**CONJUNTO DE EXERCÍCIOS**
- A) Segundo o excerto sobre o blog, a que é comparado um blog?
- B) Prossiga o excerto sobre o blog, escrevendo a parte seguinte a partir da última frase apresentada.

┌─ EXCERTO DO TEXTO

8 de agosto de 2005

Que sejas bem-vindo se vieres por bem.


Este blog não só é meu, que o faço, como vosso, que o lêem. Mas um blog é como uma casa à qual se deixa a porta aberta, convidando, como um cartaz que me mostraram há pouco, dizendo: “expressamente proibida a entrada, a menos que queira cá entrar.”
Mas, se é como uma casa, há certas regras a respeitar, apesar de toda a liberdade que se permite na internet, que infelizmente é abusada, esquecendo-se o preceito dela terminar onde a dos outros começa. É como uma casa: poderemos achá-la mal decorada, feia, apertada, inapropriada, por qualquer razão, mas não o devemos dizer à cara do proprietário, seja amigo próximo ou não.
Como saberão quem lê com paciência estes textos (ou outros meus que conheça), e tenha trocado seriamente duas ou três palavras directamente comigo – o meu email está disponível e tenho sempre respondido – não os apresento todos de forma igual. Por vezes tratam-se de meros “recados”, pequenas “notícias”, “chamadas de atenção”. Por outras, tento desenvolver mais algumas considerações, de juízo estético, claro, e ainda algumas vezes, tento associar os textos que faço às minhas contínuas investigações de um cariz mais académico. Pois é esse é o meu caminho, a minha escolha, e não estou sob as ordens ou o jugo de ninguém para que não o possa fazer.

└─
┌─ DADOS FORNECIDOS

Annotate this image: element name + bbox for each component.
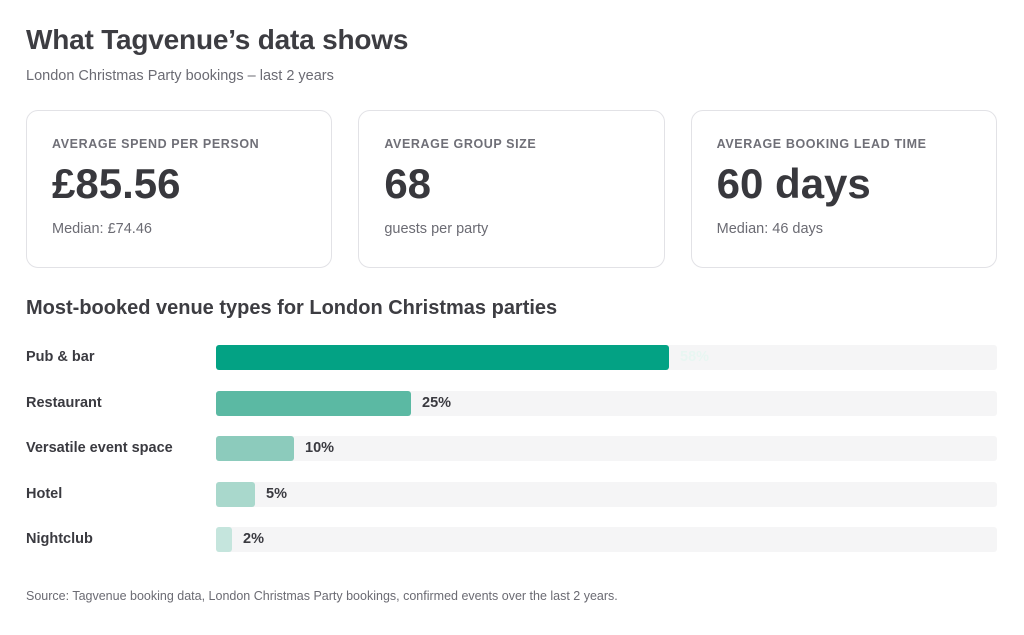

└─

**RESPOSTAS ESCRITAS**
- A) A uma casa à qual se deixa a porta aberta.

- B)
Não quero entrar em polémicas, em discussões alargadas – já tidas por outros bem mais informados e inteligentes que eu – e muito menos em “bate-bocas”, mas sinto-me na necessidade de defender de palavras menos felizes aqui deixadas por leitores menos graciosos, to say the least. O único propósito do meu blog, aliado a outros canais de expressão a que me dedico, é a de cumprir uma possível via de discussão balizada, teórica, académica (só tem medo do academismo o analfabeto ou o excluído, não o seu consciente adversário), intelectual (não tenho medo da palavra, pois não é sinónimo de, malgré l’idiot, “filho da puta”). E não sou o primeiro a fazê-lo, nem em Portugal (cf. meus artigos no site da Bedeteca e doutros meus companheiros), nem para além do país.
Mas parece haver uma certa resistência no próprio seio da comunidade bedéfila contra a possibilidade de uma aproximação à banda desenhada menos saudosista, menos nostálgica, menos fanática, e mais cerebral. Como diz o meu amigo D. I., são os “bedófilos”.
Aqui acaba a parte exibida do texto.